### REQUIRED WORK
From the material below, list every line containing "marker".

>> Start

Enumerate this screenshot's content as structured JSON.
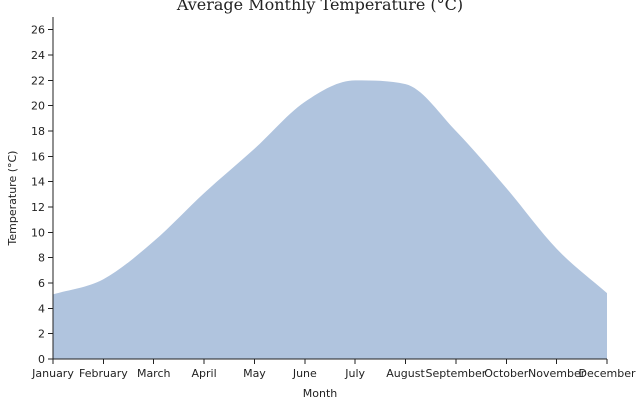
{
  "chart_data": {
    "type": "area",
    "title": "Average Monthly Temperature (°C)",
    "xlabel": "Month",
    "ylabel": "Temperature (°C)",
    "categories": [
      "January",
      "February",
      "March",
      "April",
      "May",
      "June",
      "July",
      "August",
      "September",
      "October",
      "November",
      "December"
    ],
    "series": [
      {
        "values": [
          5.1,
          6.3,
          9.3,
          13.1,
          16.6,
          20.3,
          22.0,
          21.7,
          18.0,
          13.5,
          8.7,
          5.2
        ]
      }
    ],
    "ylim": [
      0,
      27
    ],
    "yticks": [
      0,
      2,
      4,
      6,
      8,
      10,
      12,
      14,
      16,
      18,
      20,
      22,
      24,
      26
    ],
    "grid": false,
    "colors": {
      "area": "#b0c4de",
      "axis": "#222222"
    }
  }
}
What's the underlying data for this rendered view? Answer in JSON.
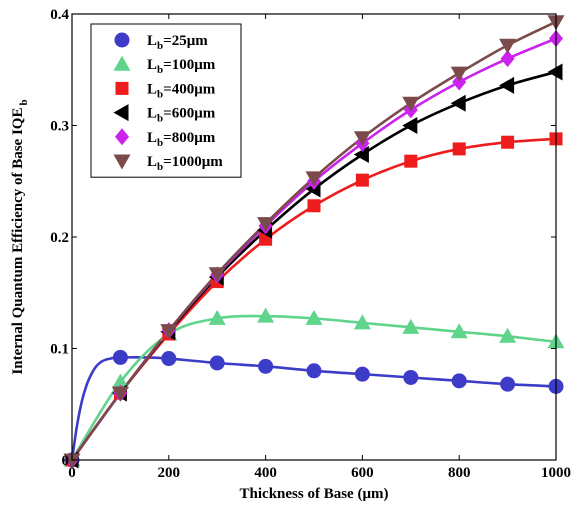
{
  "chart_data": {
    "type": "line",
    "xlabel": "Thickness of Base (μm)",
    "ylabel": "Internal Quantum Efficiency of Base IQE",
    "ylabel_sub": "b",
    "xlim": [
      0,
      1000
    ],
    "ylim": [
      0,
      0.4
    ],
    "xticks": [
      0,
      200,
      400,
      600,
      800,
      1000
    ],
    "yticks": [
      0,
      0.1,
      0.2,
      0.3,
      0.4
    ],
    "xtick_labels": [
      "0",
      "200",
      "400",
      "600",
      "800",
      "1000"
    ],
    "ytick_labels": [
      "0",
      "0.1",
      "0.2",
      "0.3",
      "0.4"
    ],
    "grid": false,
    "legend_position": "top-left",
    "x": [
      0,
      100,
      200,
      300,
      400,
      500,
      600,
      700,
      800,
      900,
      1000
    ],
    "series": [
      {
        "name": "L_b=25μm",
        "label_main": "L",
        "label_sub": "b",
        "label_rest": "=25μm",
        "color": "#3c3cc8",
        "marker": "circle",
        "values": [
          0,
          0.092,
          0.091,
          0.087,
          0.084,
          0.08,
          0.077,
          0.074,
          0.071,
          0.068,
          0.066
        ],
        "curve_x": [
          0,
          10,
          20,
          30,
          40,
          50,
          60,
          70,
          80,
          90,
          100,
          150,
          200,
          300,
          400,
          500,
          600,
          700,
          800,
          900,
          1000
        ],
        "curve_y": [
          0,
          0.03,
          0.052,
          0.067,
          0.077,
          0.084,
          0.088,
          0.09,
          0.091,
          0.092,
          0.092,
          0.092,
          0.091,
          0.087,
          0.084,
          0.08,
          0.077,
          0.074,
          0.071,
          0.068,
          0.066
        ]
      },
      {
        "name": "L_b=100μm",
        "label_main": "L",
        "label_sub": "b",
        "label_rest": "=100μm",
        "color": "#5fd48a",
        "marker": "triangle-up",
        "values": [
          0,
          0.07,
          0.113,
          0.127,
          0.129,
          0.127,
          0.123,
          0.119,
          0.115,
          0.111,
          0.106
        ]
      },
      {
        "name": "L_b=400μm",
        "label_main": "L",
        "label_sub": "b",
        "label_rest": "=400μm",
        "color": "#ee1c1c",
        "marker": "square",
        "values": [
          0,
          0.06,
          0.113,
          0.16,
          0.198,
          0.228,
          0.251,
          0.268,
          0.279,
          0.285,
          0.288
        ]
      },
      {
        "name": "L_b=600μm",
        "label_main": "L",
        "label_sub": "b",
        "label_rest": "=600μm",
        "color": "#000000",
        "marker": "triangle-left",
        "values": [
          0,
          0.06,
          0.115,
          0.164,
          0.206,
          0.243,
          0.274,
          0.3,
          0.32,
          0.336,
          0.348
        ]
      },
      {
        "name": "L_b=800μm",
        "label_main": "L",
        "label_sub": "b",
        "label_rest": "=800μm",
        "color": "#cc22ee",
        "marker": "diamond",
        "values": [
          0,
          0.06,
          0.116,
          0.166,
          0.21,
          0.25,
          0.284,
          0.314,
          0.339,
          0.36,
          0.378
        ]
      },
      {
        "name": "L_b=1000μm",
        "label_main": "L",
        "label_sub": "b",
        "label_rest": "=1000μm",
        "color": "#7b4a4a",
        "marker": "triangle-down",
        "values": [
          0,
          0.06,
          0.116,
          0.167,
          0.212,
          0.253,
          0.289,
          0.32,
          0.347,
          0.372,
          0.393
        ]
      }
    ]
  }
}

>> End
>> Start

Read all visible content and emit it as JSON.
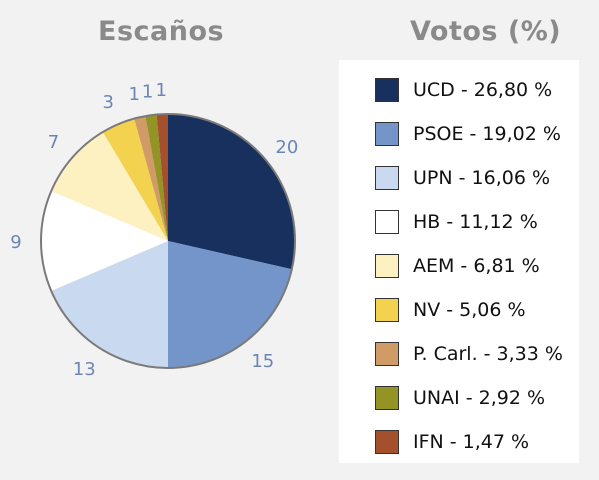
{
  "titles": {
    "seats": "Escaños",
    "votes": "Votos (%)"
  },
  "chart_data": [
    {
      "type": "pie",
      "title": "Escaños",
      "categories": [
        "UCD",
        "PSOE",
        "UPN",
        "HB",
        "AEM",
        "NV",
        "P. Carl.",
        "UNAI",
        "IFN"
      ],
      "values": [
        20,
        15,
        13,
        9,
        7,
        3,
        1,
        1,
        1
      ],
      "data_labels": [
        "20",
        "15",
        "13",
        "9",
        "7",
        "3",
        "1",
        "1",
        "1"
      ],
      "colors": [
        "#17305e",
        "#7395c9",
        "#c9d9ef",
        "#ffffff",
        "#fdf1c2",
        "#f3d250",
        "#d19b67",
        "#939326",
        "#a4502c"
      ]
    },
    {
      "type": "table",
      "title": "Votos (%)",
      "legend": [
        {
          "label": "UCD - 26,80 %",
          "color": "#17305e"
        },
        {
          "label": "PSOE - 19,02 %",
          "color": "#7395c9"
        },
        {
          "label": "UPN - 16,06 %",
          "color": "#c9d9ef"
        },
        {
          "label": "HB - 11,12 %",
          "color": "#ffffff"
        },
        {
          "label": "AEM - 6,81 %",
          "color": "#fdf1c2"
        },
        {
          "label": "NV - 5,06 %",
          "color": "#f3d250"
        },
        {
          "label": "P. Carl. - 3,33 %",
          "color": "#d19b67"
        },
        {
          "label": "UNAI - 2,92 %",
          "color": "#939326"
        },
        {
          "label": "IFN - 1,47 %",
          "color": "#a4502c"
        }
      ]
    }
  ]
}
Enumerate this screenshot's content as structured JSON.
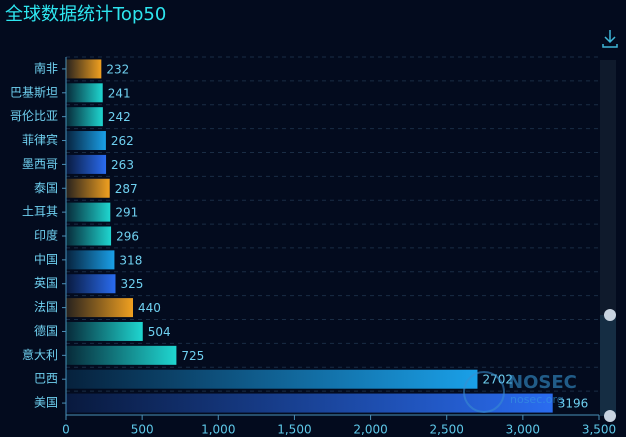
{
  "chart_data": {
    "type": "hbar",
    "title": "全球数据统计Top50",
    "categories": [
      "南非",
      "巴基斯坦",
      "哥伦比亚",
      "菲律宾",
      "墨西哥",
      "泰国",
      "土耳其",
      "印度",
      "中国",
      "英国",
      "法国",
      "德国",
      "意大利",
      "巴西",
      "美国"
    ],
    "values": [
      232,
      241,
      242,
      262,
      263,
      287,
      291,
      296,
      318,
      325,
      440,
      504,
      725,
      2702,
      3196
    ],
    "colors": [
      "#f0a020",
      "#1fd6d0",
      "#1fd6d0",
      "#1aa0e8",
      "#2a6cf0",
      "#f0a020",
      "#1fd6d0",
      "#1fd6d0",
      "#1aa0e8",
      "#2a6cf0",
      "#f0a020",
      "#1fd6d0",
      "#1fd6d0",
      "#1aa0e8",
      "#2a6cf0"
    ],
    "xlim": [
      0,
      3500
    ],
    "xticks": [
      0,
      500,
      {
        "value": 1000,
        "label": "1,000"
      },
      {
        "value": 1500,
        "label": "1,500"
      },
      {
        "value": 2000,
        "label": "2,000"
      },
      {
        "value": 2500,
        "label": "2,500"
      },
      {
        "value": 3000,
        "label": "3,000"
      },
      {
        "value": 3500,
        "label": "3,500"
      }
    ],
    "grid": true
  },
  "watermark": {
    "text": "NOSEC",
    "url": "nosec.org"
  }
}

>> End

### SOLUTION FOR THIS TASK
        "marker": "circle",
        "marker": "triangle-up",
        "marker": "square",
        "marker": "triangle-left",
        "marker": "diamond",
        "marker": "triangle-down",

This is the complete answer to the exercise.